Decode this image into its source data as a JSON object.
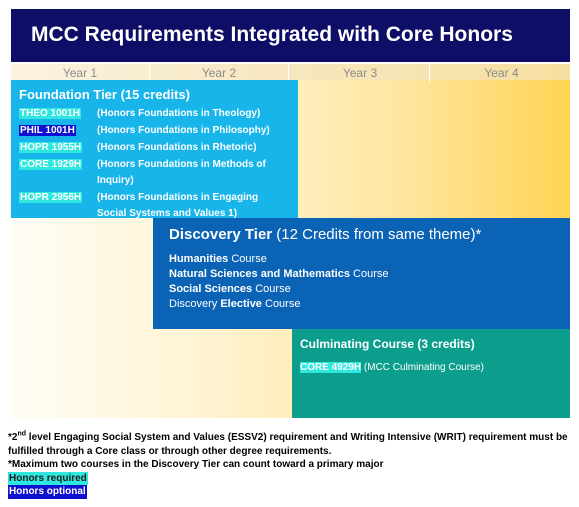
{
  "header": {
    "title": "MCC Requirements Integrated with Core Honors"
  },
  "years": [
    "Year 1",
    "Year 2",
    "Year 3",
    "Year 4"
  ],
  "foundation": {
    "title": "Foundation Tier (15 credits)",
    "courses": [
      {
        "code": "THEO 1001H",
        "desc": "(Honors Foundations in Theology)",
        "status": "required"
      },
      {
        "code": "PHIL 1001H",
        "desc": "(Honors Foundations in Philosophy)",
        "status": "optional"
      },
      {
        "code": "HOPR 1955H",
        "desc": "(Honors Foundations in Rhetoric)",
        "status": "required"
      },
      {
        "code": "CORE 1929H",
        "desc": "(Honors Foundations in Methods of Inquiry)",
        "status": "required"
      },
      {
        "code": "HOPR 2956H",
        "desc": "(Honors Foundations in Engaging Social Systems and Values 1)",
        "status": "required"
      }
    ]
  },
  "discovery": {
    "title_bold": "Discovery Tier",
    "title_rest": " (12 Credits from same theme)*",
    "items": [
      {
        "bold": "Humanities",
        "rest": " Course"
      },
      {
        "bold": "Natural Sciences and Mathematics",
        "rest": " Course"
      },
      {
        "bold": "Social Sciences",
        "rest": " Course"
      },
      {
        "prefix": "Discovery ",
        "bold": "Elective",
        "rest": " Course"
      }
    ]
  },
  "culminating": {
    "title": "Culminating Course (3 credits)",
    "code": "CORE 4929H",
    "desc": " (MCC Culminating Course)"
  },
  "footnotes": {
    "note1_a": "*2",
    "note1_sup": "nd",
    "note1_b": " level Engaging Social System and Values (ESSV2) requirement and Writing Intensive (WRIT) requirement must be fulfilled through a Core class or through other degree requirements.",
    "note2": "*Maximum two courses in the Discovery Tier can count toward a primary major",
    "legend_required": "Honors required",
    "legend_optional": "Honors optional"
  },
  "colors": {
    "header_bg": "#0e0e66",
    "foundation_bg": "#17b5ea",
    "discovery_bg": "#0b63b5",
    "culminating_bg": "#0c9e8d",
    "honors_required": "#2ee8e0",
    "honors_optional": "#1010d0"
  }
}
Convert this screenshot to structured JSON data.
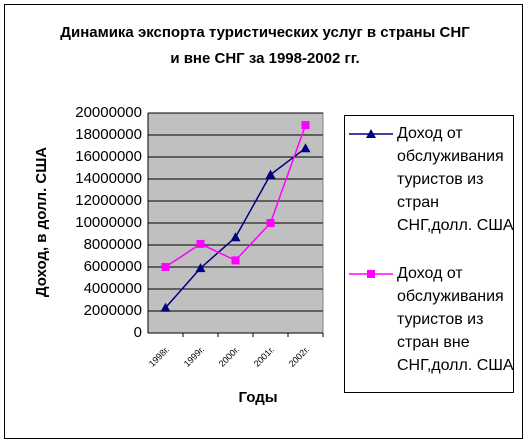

• Exercise task: Reproduce the whole listing above word for word, but not its pictures.

• Reply to the exercise:
Decode this image into its source data as a JSON object.
{
  "header": {
    "title": "MCC Requirements Integrated with Core Honors"
  },
  "years": [
    "Year 1",
    "Year 2",
    "Year 3",
    "Year 4"
  ],
  "foundation": {
    "title": "Foundation Tier (15 credits)",
    "courses": [
      {
        "code": "THEO 1001H",
        "desc": "(Honors Foundations in Theology)",
        "status": "required"
      },
      {
        "code": "PHIL 1001H",
        "desc": "(Honors Foundations in Philosophy)",
        "status": "optional"
      },
      {
        "code": "HOPR 1955H",
        "desc": "(Honors Foundations in Rhetoric)",
        "status": "required"
      },
      {
        "code": "CORE 1929H",
        "desc": "(Honors Foundations in Methods of Inquiry)",
        "status": "required"
      },
      {
        "code": "HOPR 2956H",
        "desc": "(Honors Foundations in Engaging Social Systems and Values 1)",
        "status": "required"
      }
    ]
  },
  "discovery": {
    "title_bold": "Discovery Tier",
    "title_rest": " (12 Credits from same theme)*",
    "items": [
      {
        "bold": "Humanities",
        "rest": " Course"
      },
      {
        "bold": "Natural Sciences and Mathematics",
        "rest": " Course"
      },
      {
        "bold": "Social Sciences",
        "rest": " Course"
      },
      {
        "prefix": "Discovery ",
        "bold": "Elective",
        "rest": " Course"
      }
    ]
  },
  "culminating": {
    "title": "Culminating Course (3 credits)",
    "code": "CORE 4929H",
    "desc": " (MCC Culminating Course)"
  },
  "footnotes": {
    "note1_a": "*2",
    "note1_sup": "nd",
    "note1_b": " level Engaging Social System and Values (ESSV2) requirement and Writing Intensive (WRIT) requirement must be fulfilled through a Core class or through other degree requirements.",
    "note2": "*Maximum two courses in the Discovery Tier can count toward a primary major",
    "legend_required": "Honors required",
    "legend_optional": "Honors optional"
  },
  "colors": {
    "header_bg": "#0e0e66",
    "foundation_bg": "#17b5ea",
    "discovery_bg": "#0b63b5",
    "culminating_bg": "#0c9e8d",
    "honors_required": "#2ee8e0",
    "honors_optional": "#1010d0"
  }
}
Convert this screenshot to structured JSON data.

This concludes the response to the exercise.